Restate the records below word for word.

Entries taken from a collection
+++

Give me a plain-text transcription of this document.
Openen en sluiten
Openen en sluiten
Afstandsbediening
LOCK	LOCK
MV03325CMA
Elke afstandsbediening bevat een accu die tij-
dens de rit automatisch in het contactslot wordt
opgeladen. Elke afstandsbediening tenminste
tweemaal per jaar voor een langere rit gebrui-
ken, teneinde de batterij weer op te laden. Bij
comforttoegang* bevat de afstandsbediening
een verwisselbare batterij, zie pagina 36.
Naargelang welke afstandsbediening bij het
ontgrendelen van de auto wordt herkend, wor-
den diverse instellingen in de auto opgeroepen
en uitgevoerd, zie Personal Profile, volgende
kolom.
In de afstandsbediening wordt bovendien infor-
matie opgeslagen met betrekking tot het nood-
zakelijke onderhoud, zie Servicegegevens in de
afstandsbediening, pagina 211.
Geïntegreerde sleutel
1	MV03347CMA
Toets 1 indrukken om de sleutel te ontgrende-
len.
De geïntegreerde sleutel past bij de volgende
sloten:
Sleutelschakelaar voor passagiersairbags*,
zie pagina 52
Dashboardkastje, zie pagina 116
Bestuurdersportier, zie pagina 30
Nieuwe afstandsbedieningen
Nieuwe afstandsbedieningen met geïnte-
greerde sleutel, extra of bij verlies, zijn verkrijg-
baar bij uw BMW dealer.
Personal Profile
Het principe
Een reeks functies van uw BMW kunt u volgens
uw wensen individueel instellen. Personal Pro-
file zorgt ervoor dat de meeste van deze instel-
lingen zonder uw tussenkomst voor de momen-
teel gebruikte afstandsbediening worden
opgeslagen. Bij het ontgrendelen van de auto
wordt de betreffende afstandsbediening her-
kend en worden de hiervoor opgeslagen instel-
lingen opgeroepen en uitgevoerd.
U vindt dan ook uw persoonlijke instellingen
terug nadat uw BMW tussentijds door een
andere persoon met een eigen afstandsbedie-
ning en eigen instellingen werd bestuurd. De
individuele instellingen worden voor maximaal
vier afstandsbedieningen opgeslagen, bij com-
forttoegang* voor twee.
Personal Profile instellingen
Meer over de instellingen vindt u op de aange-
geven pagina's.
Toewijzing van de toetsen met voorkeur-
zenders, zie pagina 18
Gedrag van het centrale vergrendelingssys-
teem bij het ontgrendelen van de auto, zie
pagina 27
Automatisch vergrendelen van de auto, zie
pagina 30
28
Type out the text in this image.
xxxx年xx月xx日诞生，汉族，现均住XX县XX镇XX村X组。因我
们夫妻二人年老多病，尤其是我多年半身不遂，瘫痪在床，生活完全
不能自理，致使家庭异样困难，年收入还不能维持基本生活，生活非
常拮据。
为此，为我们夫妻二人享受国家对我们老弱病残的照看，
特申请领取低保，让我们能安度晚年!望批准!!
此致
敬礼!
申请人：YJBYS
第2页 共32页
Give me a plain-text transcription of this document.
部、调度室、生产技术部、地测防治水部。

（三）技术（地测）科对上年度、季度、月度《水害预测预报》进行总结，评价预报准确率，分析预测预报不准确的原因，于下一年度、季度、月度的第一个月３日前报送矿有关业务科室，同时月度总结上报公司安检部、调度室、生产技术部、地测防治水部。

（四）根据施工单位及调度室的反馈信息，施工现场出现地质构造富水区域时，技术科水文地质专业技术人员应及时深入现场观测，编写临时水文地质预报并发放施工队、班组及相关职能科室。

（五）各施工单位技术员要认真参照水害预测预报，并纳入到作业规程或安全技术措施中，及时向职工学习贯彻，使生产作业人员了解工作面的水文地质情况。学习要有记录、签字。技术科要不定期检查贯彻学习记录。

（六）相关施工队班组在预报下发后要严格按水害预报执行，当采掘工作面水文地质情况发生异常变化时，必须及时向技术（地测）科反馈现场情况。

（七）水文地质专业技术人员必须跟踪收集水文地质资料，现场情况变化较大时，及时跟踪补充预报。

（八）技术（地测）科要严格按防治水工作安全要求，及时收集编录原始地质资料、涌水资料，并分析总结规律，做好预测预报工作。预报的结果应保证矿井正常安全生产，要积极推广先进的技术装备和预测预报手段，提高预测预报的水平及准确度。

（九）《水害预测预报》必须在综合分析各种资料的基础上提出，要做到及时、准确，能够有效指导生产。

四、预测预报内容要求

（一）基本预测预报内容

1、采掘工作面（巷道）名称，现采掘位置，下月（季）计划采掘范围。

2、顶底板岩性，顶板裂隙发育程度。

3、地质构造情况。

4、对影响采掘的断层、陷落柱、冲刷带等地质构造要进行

+++

→ **Finished task**:
Give me a plain-text transcription of this document.
Openen en sluiten
Openen en sluiten
Afstandsbediening
LOCK	LOCK
MV03325CMA
Elke afstandsbediening bevat een accu die tij-
dens de rit automatisch in het contactslot wordt
opgeladen. Elke afstandsbediening tenminste
tweemaal per jaar voor een langere rit gebrui-
ken, teneinde de batterij weer op te laden. Bij
comforttoegang* bevat de afstandsbediening
een verwisselbare batterij, zie pagina 36.
Naargelang welke afstandsbediening bij het
ontgrendelen van de auto wordt herkend, wor-
den diverse instellingen in de auto opgeroepen
en uitgevoerd, zie Personal Profile, volgende
kolom.
In de afstandsbediening wordt bovendien infor-
matie opgeslagen met betrekking tot het nood-
zakelijke onderhoud, zie Servicegegevens in de
afstandsbediening, pagina 211.
Geïntegreerde sleutel
1	MV03347CMA
Toets 1 indrukken om de sleutel te ontgrende-
len.
De geïntegreerde sleutel past bij de volgende
sloten:
Sleutelschakelaar voor passagiersairbags*,
zie pagina 52
Dashboardkastje, zie pagina 116
Bestuurdersportier, zie pagina 30
Nieuwe afstandsbedieningen
Nieuwe afstandsbedieningen met geïnte-
greerde sleutel, extra of bij verlies, zijn verkrijg-
baar bij uw BMW dealer.
Personal Profile
Het principe
Een reeks functies van uw BMW kunt u volgens
uw wensen individueel instellen. Personal Pro-
file zorgt ervoor dat de meeste van deze instel-
lingen zonder uw tussenkomst voor de momen-
teel gebruikte afstandsbediening worden
opgeslagen. Bij het ontgrendelen van de auto
wordt de betreffende afstandsbediening her-
kend en worden de hiervoor opgeslagen instel-
lingen opgeroepen en uitgevoerd.
U vindt dan ook uw persoonlijke instellingen
terug nadat uw BMW tussentijds door een
andere persoon met een eigen afstandsbedie-
ning en eigen instellingen werd bestuurd. De
individuele instellingen worden voor maximaal
vier afstandsbedieningen opgeslagen, bij com-
forttoegang* voor twee.
Personal Profile instellingen
Meer over de instellingen vindt u op de aange-
geven pagina's.
Toewijzing van de toetsen met voorkeur-
zenders, zie pagina 18
Gedrag van het centrale vergrendelingssys-
teem bij het ontgrendelen van de auto, zie
pagina 27
Automatisch vergrendelen van de auto, zie
pagina 30
28
Type out the text in this image.
xxxx年xx月xx日诞生，汉族，现均住XX县XX镇XX村X组。因我
们夫妻二人年老多病，尤其是我多年半身不遂，瘫痪在床，生活完全
不能自理，致使家庭异样困难，年收入还不能维持基本生活，生活非
常拮据。
为此，为我们夫妻二人享受国家对我们老弱病残的照看，
特申请领取低保，让我们能安度晚年!望批准!!
此致
敬礼!
申请人：YJBYS
第2页 共32页
Give me a plain-text transcription of this document.
部、调度室、生产技术部、地测防治水部。

（三）技术（地测）科对上年度、季度、月度《水害预测预报》进行总结，评价预报准确率，分析预测预报不准确的原因，于下一年度、季度、月度的第一个月３日前报送矿有关业务科室，同时月度总结上报公司安检部、调度室、生产技术部、地测防治水部。

（四）根据施工单位及调度室的反馈信息，施工现场出现地质构造富水区域时，技术科水文地质专业技术人员应及时深入现场观测，编写临时水文地质预报并发放施工队、班组及相关职能科室。

（五）各施工单位技术员要认真参照水害预测预报，并纳入到作业规程或安全技术措施中，及时向职工学习贯彻，使生产作业人员了解工作面的水文地质情况。学习要有记录、签字。技术科要不定期检查贯彻学习记录。

（六）相关施工队班组在预报下发后要严格按水害预报执行，当采掘工作面水文地质情况发生异常变化时，必须及时向技术（地测）科反馈现场情况。

（七）水文地质专业技术人员必须跟踪收集水文地质资料，现场情况变化较大时，及时跟踪补充预报。

（八）技术（地测）科要严格按防治水工作安全要求，及时收集编录原始地质资料、涌水资料，并分析总结规律，做好预测预报工作。预报的结果应保证矿井正常安全生产，要积极推广先进的技术装备和预测预报手段，提高预测预报的水平及准确度。

（九）《水害预测预报》必须在综合分析各种资料的基础上提出，要做到及时、准确，能够有效指导生产。

四、预测预报内容要求

（一）基本预测预报内容

1、采掘工作面（巷道）名称，现采掘位置，下月（季）计划采掘范围。

2、顶底板岩性，顶板裂隙发育程度。

3、地质构造情况。

4、对影响采掘的断层、陷落柱、冲刷带等地质构造要进行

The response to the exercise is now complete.